:: Input for this task

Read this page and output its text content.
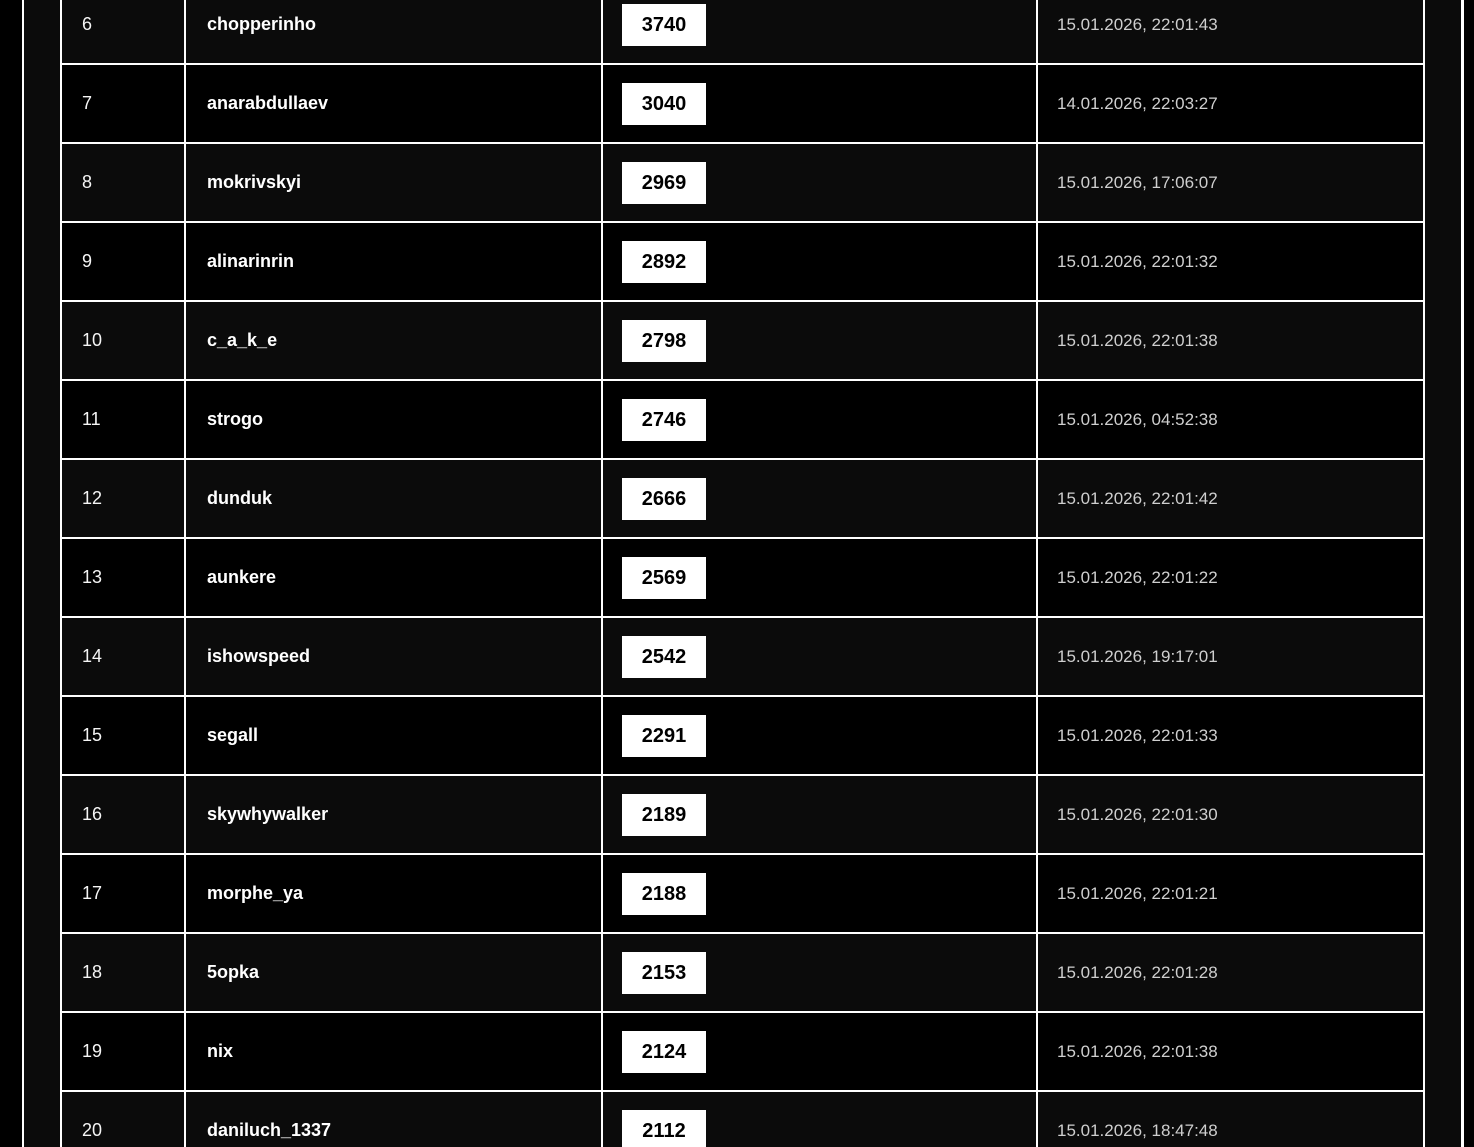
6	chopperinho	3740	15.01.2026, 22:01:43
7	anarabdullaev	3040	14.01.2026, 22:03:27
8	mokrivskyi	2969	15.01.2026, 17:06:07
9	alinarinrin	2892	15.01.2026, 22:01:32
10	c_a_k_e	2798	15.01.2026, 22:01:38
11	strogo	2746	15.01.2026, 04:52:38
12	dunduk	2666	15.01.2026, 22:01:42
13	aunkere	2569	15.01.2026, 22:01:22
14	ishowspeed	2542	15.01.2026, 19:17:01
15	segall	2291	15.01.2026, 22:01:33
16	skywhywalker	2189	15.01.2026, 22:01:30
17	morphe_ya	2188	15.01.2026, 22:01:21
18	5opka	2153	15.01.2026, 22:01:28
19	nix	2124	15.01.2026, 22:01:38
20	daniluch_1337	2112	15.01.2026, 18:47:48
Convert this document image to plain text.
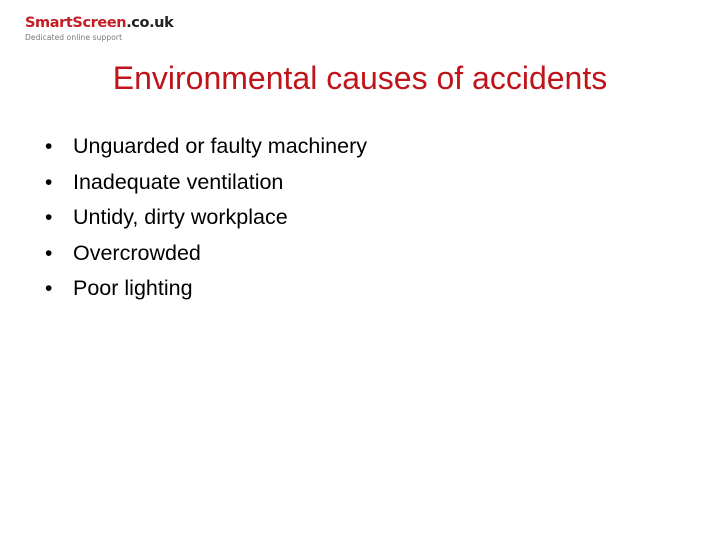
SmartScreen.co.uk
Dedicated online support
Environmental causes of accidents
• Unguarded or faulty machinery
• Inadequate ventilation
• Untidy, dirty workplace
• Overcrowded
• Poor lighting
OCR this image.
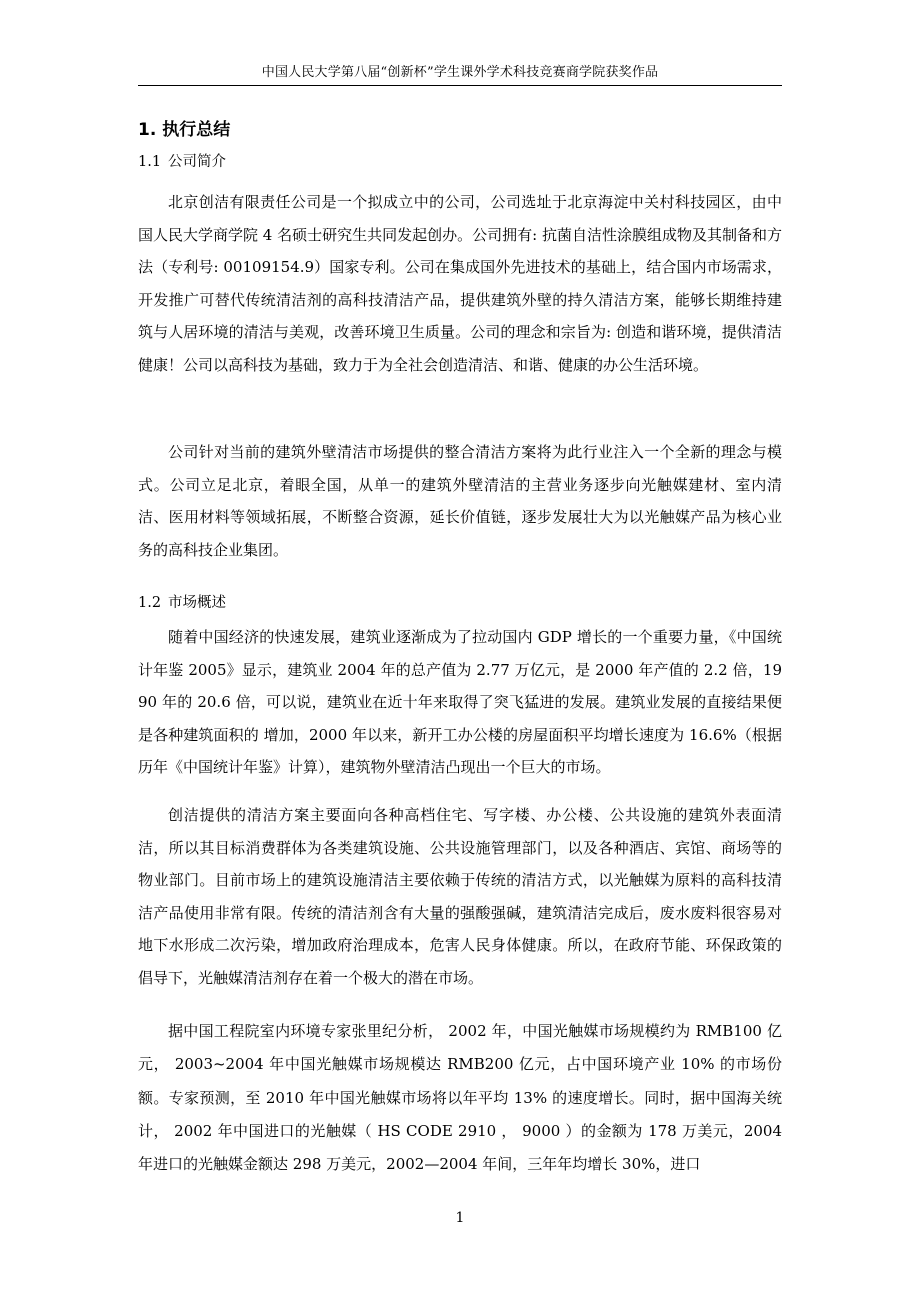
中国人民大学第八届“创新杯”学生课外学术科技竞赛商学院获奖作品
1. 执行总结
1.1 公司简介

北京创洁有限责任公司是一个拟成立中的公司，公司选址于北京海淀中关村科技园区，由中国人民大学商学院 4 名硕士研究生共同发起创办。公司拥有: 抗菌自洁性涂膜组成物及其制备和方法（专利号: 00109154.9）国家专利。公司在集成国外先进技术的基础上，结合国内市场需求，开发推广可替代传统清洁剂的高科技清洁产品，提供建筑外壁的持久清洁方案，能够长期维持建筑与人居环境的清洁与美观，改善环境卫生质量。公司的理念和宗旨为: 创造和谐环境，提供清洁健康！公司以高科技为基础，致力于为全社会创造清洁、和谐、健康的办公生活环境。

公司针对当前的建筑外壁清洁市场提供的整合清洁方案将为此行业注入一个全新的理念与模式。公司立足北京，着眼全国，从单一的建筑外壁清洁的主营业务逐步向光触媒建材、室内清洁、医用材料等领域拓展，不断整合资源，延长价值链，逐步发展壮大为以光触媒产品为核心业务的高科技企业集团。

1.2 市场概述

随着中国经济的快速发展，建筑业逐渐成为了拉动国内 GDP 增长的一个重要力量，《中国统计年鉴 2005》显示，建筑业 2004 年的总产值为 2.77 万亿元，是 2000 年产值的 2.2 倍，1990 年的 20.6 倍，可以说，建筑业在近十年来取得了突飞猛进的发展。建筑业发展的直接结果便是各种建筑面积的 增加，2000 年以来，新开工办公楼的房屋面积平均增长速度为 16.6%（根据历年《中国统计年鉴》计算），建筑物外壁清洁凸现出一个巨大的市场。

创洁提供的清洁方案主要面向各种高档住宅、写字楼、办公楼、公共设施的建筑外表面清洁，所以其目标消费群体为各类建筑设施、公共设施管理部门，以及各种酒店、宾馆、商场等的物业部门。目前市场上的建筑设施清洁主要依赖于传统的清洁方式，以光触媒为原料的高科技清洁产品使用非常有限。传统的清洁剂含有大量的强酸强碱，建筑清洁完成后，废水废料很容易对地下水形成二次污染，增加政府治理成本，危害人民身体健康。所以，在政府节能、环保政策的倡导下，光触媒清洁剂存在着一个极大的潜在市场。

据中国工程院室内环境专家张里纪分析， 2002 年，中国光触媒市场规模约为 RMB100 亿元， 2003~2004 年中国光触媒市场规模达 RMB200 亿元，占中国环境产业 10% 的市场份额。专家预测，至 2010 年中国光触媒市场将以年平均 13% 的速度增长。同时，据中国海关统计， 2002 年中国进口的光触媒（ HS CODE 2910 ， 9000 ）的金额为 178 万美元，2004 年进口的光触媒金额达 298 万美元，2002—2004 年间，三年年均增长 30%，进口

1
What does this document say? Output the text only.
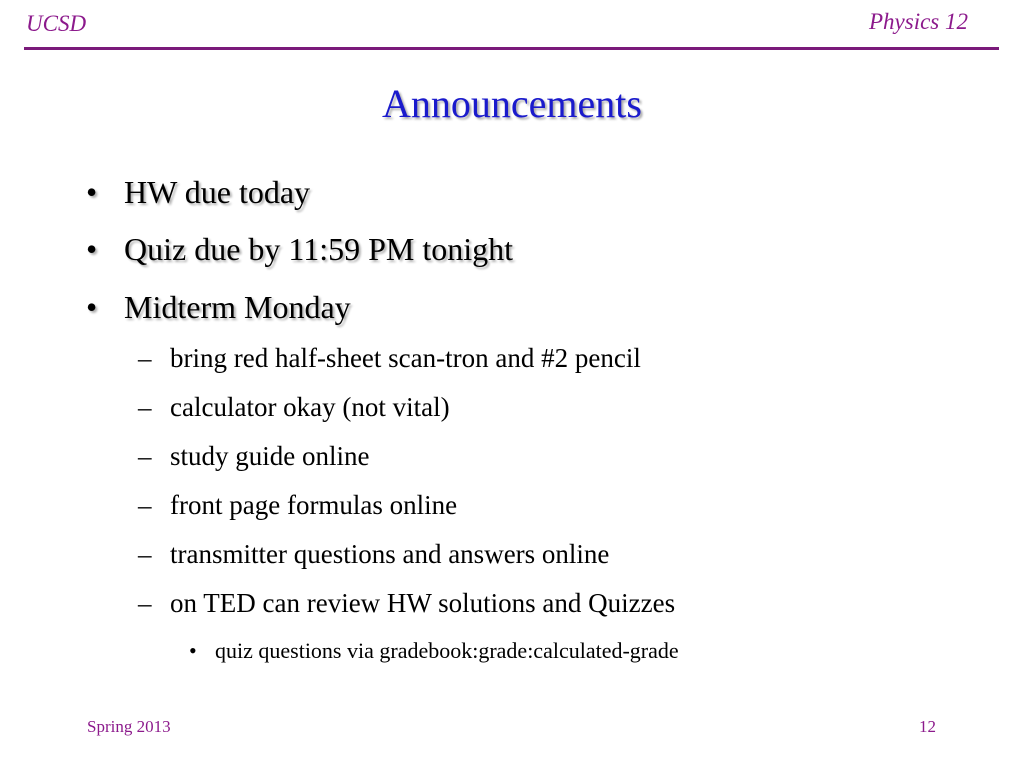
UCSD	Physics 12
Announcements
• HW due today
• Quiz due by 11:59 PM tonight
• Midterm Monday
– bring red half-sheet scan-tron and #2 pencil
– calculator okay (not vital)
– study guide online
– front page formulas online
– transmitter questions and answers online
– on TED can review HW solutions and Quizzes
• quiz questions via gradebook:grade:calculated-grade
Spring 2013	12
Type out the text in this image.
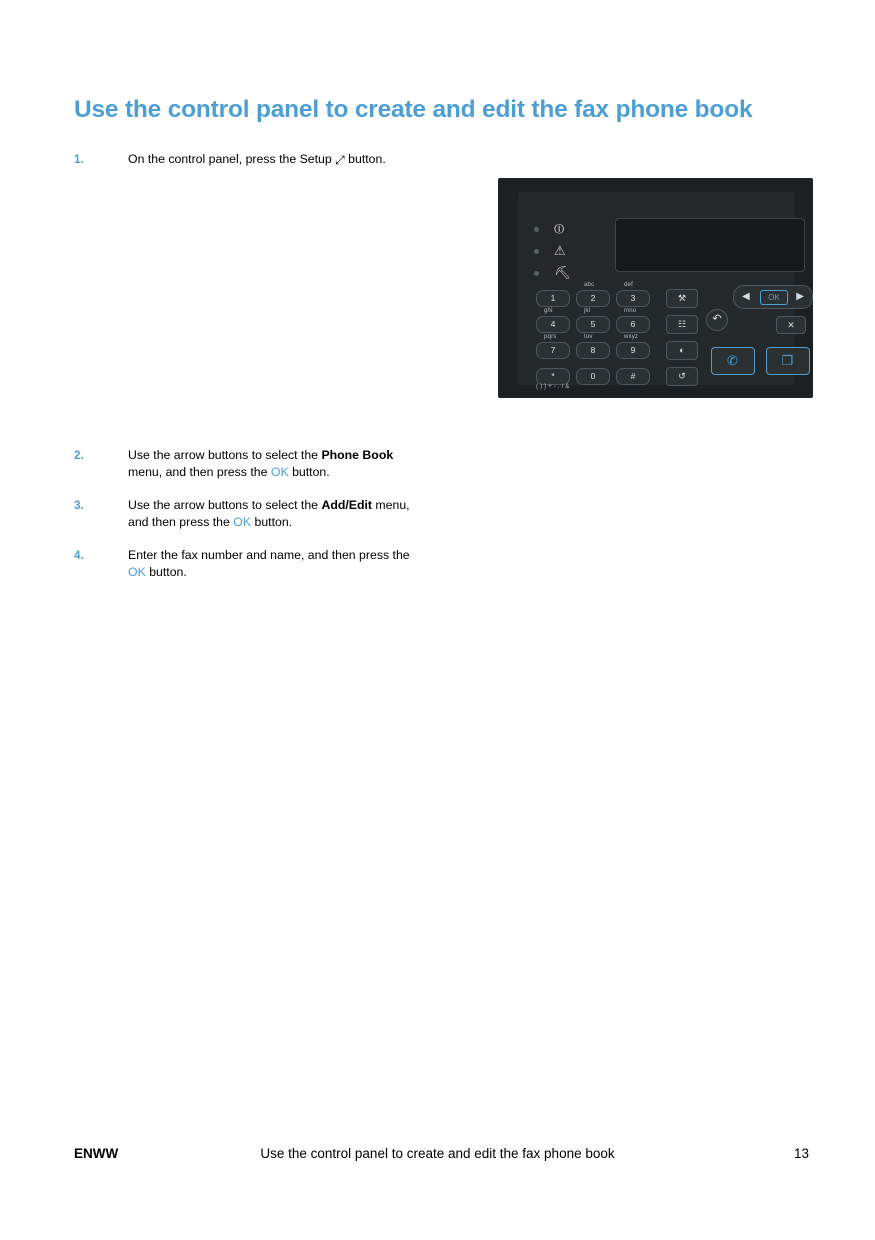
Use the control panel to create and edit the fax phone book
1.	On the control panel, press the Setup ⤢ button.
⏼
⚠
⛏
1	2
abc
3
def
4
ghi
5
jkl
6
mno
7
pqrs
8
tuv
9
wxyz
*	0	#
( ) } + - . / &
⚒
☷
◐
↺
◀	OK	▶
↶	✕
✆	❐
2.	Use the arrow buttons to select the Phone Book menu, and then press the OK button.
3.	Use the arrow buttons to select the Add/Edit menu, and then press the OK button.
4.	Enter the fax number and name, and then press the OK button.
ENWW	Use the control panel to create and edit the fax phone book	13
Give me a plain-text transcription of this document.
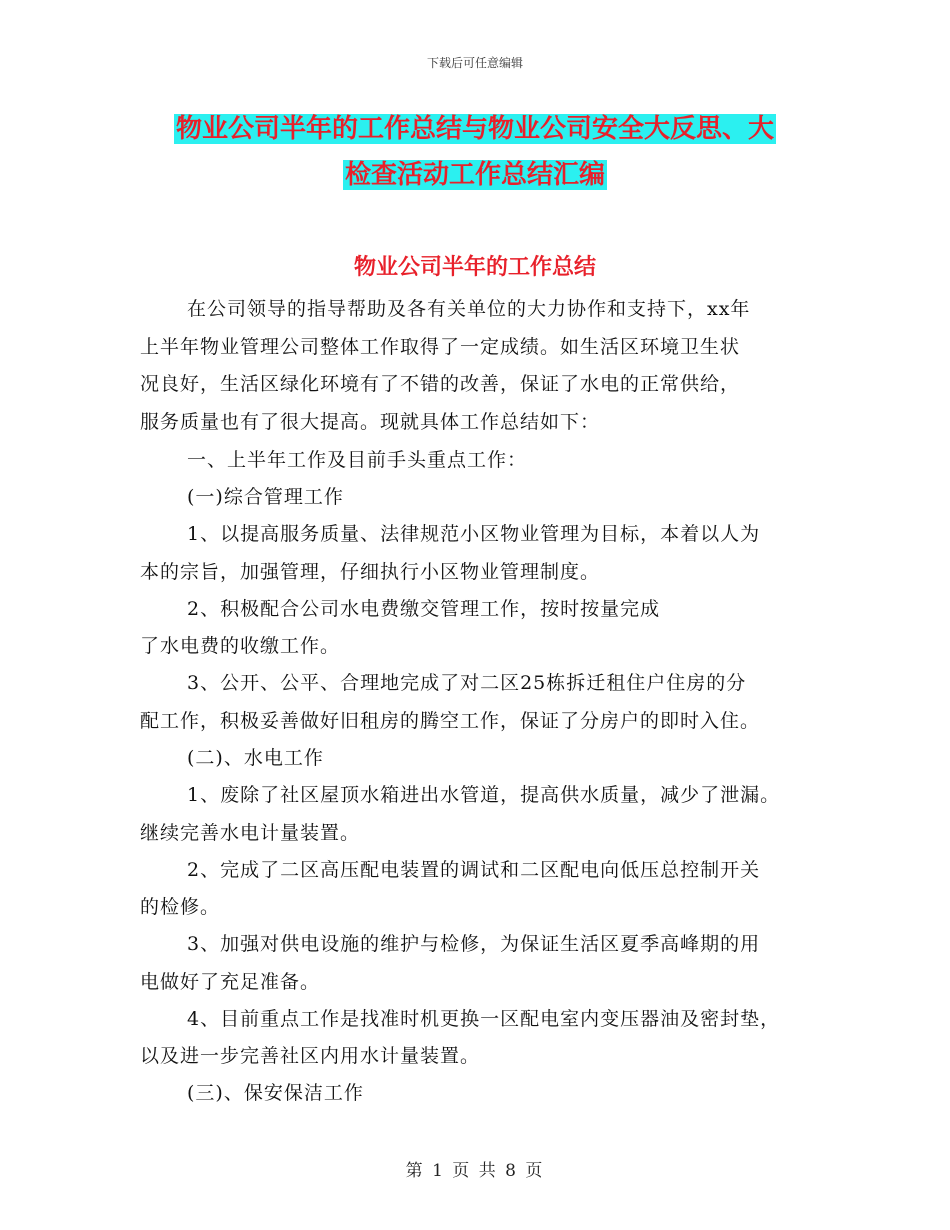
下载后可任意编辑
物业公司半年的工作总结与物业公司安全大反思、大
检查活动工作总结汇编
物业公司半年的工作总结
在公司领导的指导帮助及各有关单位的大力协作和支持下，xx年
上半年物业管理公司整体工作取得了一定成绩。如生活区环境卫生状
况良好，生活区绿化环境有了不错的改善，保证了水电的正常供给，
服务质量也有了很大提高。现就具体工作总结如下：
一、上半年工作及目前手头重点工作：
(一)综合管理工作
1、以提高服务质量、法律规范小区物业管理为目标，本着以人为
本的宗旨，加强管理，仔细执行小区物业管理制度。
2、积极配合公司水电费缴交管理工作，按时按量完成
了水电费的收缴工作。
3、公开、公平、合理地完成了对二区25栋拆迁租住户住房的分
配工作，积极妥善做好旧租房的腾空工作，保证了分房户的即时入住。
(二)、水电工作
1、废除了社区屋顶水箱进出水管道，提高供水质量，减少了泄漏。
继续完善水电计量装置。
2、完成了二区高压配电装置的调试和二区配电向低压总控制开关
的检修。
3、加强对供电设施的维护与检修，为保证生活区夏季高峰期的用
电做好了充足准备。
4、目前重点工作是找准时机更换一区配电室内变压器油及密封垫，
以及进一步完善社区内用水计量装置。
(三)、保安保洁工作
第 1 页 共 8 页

::::

To be done: Gather each line in these records that contains the string "select".

Solution for this task:
2.	Use the arrow buttons to select the Phone Book menu, and then press the OK button.
3.	Use the arrow buttons to select the Add/Edit menu, and then press the OK button.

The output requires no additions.